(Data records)
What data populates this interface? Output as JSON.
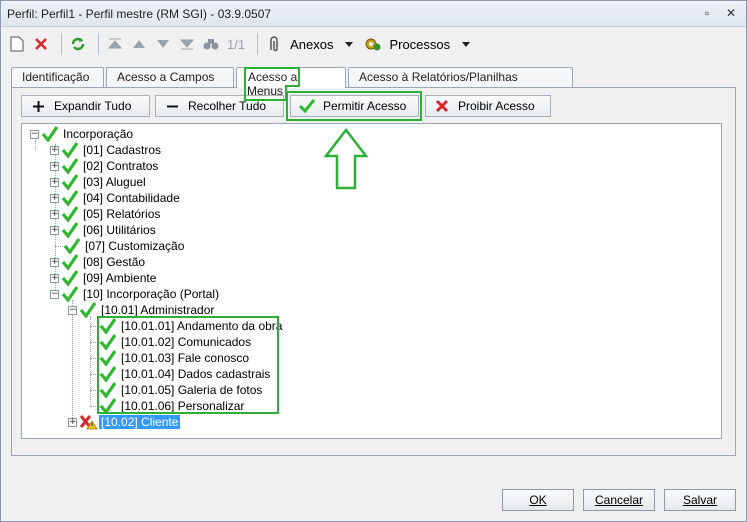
{
  "window": {
    "title": "Perfil: Perfil1 - Perfil mestre (RM SGI) - 03.9.0507"
  },
  "toolbar": {
    "record_counter": "1/1",
    "anexos_label": "Anexos",
    "processos_label": "Processos"
  },
  "tabs": [
    {
      "label": "Identificação"
    },
    {
      "label": "Acesso a Campos"
    },
    {
      "label": "Acesso a Menus"
    },
    {
      "label": "Acesso à Relatórios/Planilhas"
    }
  ],
  "actions": {
    "expand": "Expandir Tudo",
    "collapse": "Recolher Tudo",
    "allow": "Permitir Acesso",
    "deny": "Proibir Acesso"
  },
  "tree": {
    "root": "Incorporação",
    "items": [
      "[01] Cadastros",
      "[02] Contratos",
      "[03] Aluguel",
      "[04] Contabilidade",
      "[05] Relatórios",
      "[06] Utilitários",
      "[07] Customização",
      "[08] Gestão",
      "[09] Ambiente",
      "[10] Incorporação (Portal)"
    ],
    "admin": "[10.01] Administrador",
    "admin_children": [
      "[10.01.01] Andamento da obra",
      "[10.01.02] Comunicados",
      "[10.01.03] Fale conosco",
      "[10.01.04] Dados cadastrais",
      "[10.01.05] Galeria de fotos",
      "[10.01.06] Personalizar"
    ],
    "cliente": "[10.02] Cliente"
  },
  "footer": {
    "ok": "OK",
    "cancel": "Cancelar",
    "save": "Salvar"
  },
  "colors": {
    "highlight": "#2db035",
    "check": "#2eb82e",
    "deny": "#d9262b",
    "selection": "#3399ff"
  }
}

■ WHAT YOU HAVE TO DO
Transcribe every line from the records above without alteration, and leave out the images.

■ SOLUTION
What data populates this interface? Output as JSON.
{
  "window": {
    "title": "Perfil: Perfil1 - Perfil mestre (RM SGI) - 03.9.0507"
  },
  "toolbar": {
    "record_counter": "1/1",
    "anexos_label": "Anexos",
    "processos_label": "Processos"
  },
  "tabs": [
    {
      "label": "Identificação"
    },
    {
      "label": "Acesso a Campos"
    },
    {
      "label": "Acesso a Menus"
    },
    {
      "label": "Acesso à Relatórios/Planilhas"
    }
  ],
  "actions": {
    "expand": "Expandir Tudo",
    "collapse": "Recolher Tudo",
    "allow": "Permitir Acesso",
    "deny": "Proibir Acesso"
  },
  "tree": {
    "root": "Incorporação",
    "items": [
      "[01] Cadastros",
      "[02] Contratos",
      "[03] Aluguel",
      "[04] Contabilidade",
      "[05] Relatórios",
      "[06] Utilitários",
      "[07] Customização",
      "[08] Gestão",
      "[09] Ambiente",
      "[10] Incorporação (Portal)"
    ],
    "admin": "[10.01] Administrador",
    "admin_children": [
      "[10.01.01] Andamento da obra",
      "[10.01.02] Comunicados",
      "[10.01.03] Fale conosco",
      "[10.01.04] Dados cadastrais",
      "[10.01.05] Galeria de fotos",
      "[10.01.06] Personalizar"
    ],
    "cliente": "[10.02] Cliente"
  },
  "footer": {
    "ok": "OK",
    "cancel": "Cancelar",
    "save": "Salvar"
  },
  "colors": {
    "highlight": "#2db035",
    "check": "#2eb82e",
    "deny": "#d9262b",
    "selection": "#3399ff"
  }
}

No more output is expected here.